_Provided data_
===

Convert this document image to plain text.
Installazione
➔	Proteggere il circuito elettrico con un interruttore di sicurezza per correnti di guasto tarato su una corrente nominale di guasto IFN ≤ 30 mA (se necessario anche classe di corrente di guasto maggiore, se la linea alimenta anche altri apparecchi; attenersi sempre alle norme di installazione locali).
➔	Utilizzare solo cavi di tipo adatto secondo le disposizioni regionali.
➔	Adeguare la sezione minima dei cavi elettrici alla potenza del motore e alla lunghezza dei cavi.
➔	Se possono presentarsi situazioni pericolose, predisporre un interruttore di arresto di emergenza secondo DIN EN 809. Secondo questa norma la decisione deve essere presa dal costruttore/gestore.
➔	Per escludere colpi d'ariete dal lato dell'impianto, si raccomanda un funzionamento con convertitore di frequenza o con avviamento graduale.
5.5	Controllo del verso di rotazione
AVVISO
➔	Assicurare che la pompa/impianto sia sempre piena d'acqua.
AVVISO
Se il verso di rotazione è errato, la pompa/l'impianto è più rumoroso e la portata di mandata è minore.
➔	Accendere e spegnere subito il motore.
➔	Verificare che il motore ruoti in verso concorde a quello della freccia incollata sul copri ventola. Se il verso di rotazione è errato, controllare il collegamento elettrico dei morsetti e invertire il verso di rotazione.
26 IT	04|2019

===

_Written exercise_
Of the lines in this listing, how many contain "interruttore"? Reply with the number and nothing more.

_Written reply_
2